• [TASK DETAILS] List every line in the listing below that contains the string "android", matching its case exactly.

• [LISTED RECORDS]
○ ○ ○ ○
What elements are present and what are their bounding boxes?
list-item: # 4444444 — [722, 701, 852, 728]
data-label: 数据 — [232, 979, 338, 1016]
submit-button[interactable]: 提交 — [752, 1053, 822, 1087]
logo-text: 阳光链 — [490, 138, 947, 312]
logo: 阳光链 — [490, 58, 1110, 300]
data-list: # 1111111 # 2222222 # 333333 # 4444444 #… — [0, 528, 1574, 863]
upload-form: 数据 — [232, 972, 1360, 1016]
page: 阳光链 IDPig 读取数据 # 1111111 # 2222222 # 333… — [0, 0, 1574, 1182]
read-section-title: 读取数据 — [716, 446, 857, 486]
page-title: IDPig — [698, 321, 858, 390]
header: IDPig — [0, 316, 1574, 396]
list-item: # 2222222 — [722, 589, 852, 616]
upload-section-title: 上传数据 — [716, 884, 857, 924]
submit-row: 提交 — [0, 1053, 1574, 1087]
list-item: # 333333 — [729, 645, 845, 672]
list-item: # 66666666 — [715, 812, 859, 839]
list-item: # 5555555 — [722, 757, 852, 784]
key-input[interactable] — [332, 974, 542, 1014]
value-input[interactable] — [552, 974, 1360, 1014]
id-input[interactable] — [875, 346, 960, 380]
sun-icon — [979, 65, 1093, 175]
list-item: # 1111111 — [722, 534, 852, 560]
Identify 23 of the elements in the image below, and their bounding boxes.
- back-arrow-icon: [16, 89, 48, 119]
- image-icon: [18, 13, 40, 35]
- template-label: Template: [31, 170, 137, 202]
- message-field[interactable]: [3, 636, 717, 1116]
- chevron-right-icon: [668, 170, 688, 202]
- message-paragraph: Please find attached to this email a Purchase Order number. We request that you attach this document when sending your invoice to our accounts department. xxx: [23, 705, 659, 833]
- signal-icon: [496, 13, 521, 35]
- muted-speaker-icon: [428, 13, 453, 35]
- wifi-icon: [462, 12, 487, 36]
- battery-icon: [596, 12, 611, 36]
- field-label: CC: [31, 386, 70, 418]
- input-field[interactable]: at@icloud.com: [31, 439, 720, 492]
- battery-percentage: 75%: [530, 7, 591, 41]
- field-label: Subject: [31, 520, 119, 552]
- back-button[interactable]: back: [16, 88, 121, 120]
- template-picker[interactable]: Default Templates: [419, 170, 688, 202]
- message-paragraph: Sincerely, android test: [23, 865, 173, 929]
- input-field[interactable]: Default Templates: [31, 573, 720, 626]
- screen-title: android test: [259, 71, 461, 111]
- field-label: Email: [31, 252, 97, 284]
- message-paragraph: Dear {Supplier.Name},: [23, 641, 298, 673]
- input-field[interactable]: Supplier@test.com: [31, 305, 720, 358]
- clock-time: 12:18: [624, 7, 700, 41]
○ ○ ○ ○
• [RESULT OF THIS EXERCISE]
- message-paragraph: Sincerely, android test: [23, 865, 173, 929]
- screen-title: android test: [259, 71, 461, 111]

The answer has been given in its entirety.